» PROBLEM REQUIREMENTS:
Gather up the lines with the word "another" in them.

====================

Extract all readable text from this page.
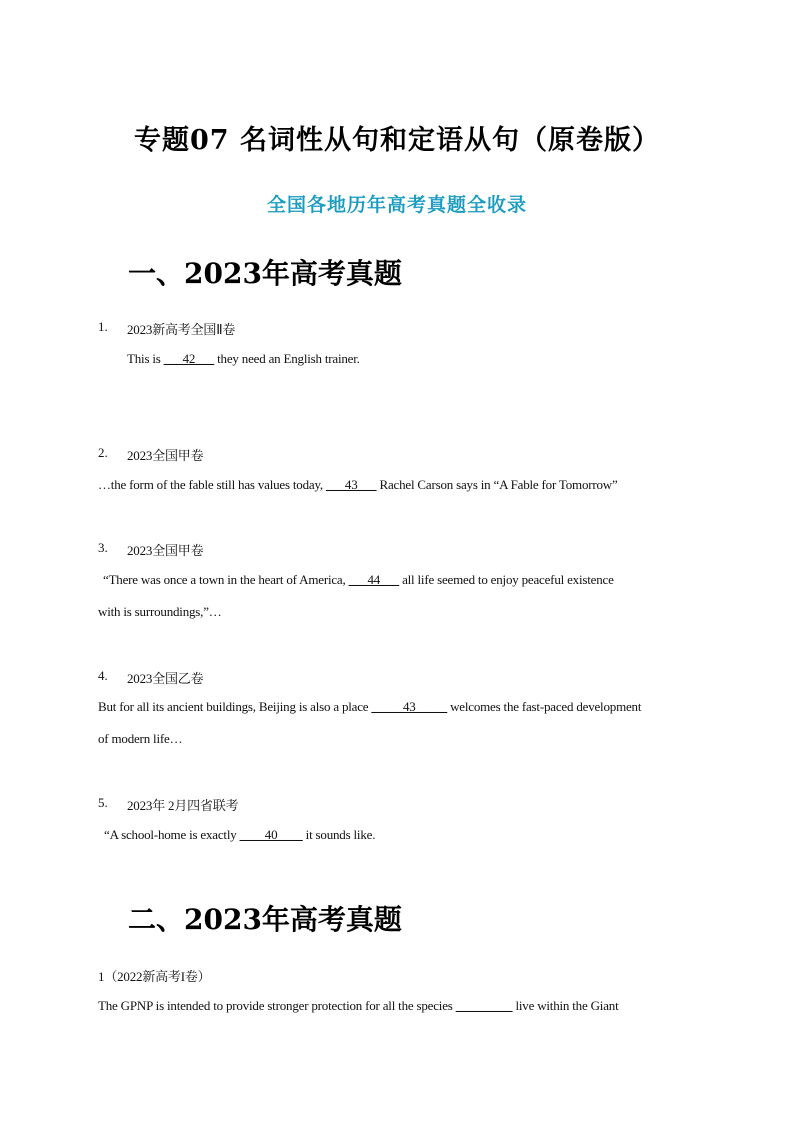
专题07 名词性从句和定语从句（原卷版）
全国各地历年高考真题全收录
一、2023年高考真题
1. 2023新高考全国Ⅱ卷
This is ___42___ they need an English trainer.
2. 2023全国甲卷
…the form of the fable still has values today, ___43___ Rachel Carson says in “A Fable for Tomorrow”
3. 2023全国甲卷
“There was once a town in the heart of America, ___44___ all life seemed to enjoy peaceful existence
with is surroundings,”…
4. 2023全国乙卷
But for all its ancient buildings, Beijing is also a place _____43_____ welcomes the fast-paced development
of modern life…
5. 2023年 2月四省联考
“A school-home is exactly ____40____ it sounds like.
二、2023年高考真题
1（2022新高考I卷）
The GPNP is intended to provide stronger protection for all the species _________ live within the Giant
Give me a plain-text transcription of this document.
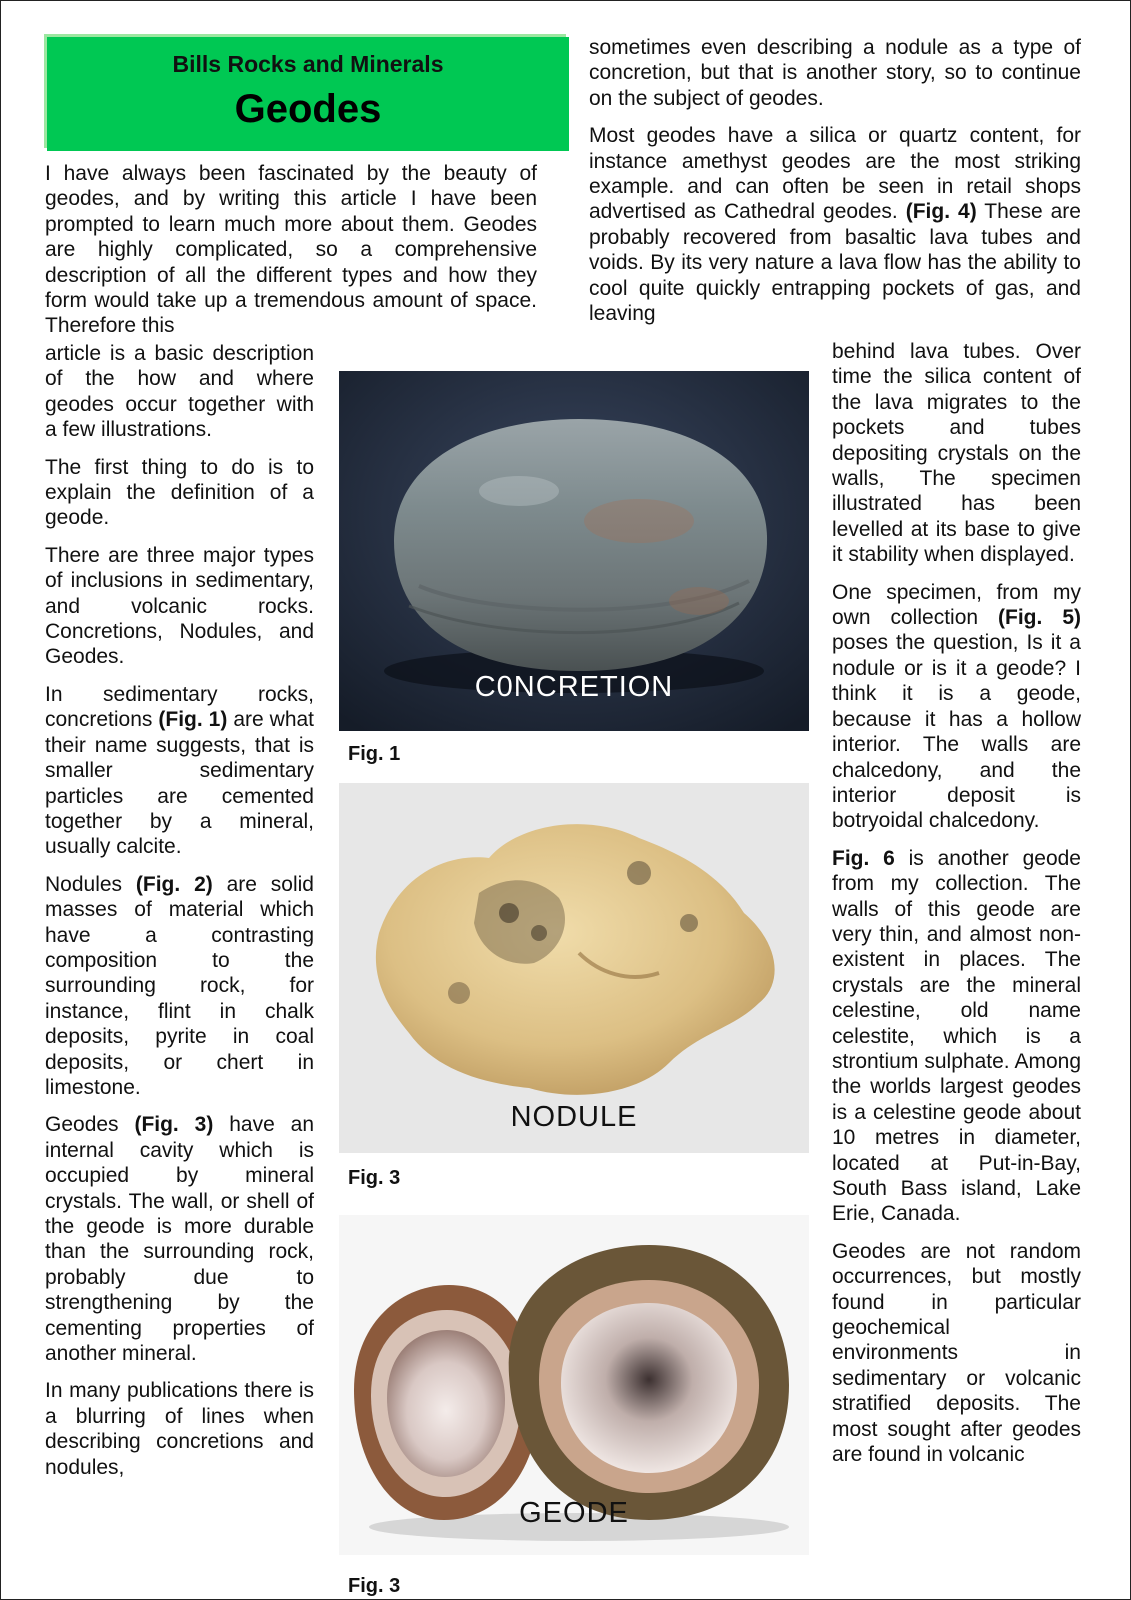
Bills Rocks and Minerals
Geodes

I have always been fascinated by the beauty of geodes, and by writing this article I have been prompted to learn much more about them. Geodes are highly complicated, so a comprehensive description of all the different types and how they form would take up a tremendous amount of space. Therefore this

article is a basic description of the how and where geodes occur together with a few illustrations.

The first thing to do is to explain the definition of a geode.

There are three major types of inclusions in sedimentary, and volcanic rocks. Concretions, Nodules, and Geodes.

In sedimentary rocks, concretions (Fig. 1) are what their name suggests, that is smaller sedimentary particles are cemented together by a mineral, usually calcite.

Nodules (Fig. 2) are solid masses of material which have a contrasting composition to the surrounding rock, for instance, flint in chalk deposits, pyrite in coal deposits, or chert in limestone.

Geodes (Fig. 3) have an internal cavity which is occupied by mineral crystals. The wall, or shell of the geode is more durable than the surrounding rock, probably due to strengthening by the cementing properties of another mineral.

In many publications there is a blurring of lines when describing concretions and nodules,

C0NCRETION
Fig. 1
NODULE
Fig. 3
GEODE
Fig. 3

sometimes even describing a nodule as a type of concretion, but that is another story, so to continue on the subject of geodes.

Most geodes have a silica or quartz content, for instance amethyst geodes are the most striking example. and can often be seen in retail shops advertised as Cathedral geodes. (Fig. 4) These are probably recovered from basaltic lava tubes and voids. By its very nature a lava flow has the ability to cool quite quickly entrapping pockets of gas, and leaving

behind lava tubes. Over time the silica content of the lava migrates to the pockets and tubes depositing crystals on the walls, The specimen illustrated has been levelled at its base to give it stability when displayed.

One specimen, from my own collection (Fig. 5) poses the question, Is it a nodule or is it a geode? I think it is a geode, because it has a hollow interior. The walls are chalcedony, and the interior deposit is botryoidal chalcedony.

Fig. 6 is another geode from my collection. The walls of this geode are very thin, and almost non-existent in places. The crystals are the mineral celestine, old name celestite, which is a strontium sulphate. Among the worlds largest geodes is a celestine geode about 10 metres in diameter, located at Put-in-Bay, South Bass island, Lake Erie, Canada.

Geodes are not random occurrences, but mostly found in particular geochemical environments in sedimentary or volcanic stratified deposits. The most sought after geodes are found in volcanic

====================

» TASK SOLUTION:
Geodes (Fig. 3) have an internal cavity which is occupied by mineral crystals. The wall, or shell of the geode is more durable than the surrounding rock, probably due to strengthening by the cementing properties of another mineral.
sometimes even describing a nodule as a type of concretion, but that is another story, so to continue on the subject of geodes.
Fig. 6 is another geode from my collection. The walls of this geode are very thin, and almost non-existent in places. The crystals are the mineral celestine, old name celestite, which is a strontium sulphate. Among the worlds largest geodes is a celestine geode about 10 metres in diameter, located at Put-in-Bay, South Bass island, Lake Erie, Canada.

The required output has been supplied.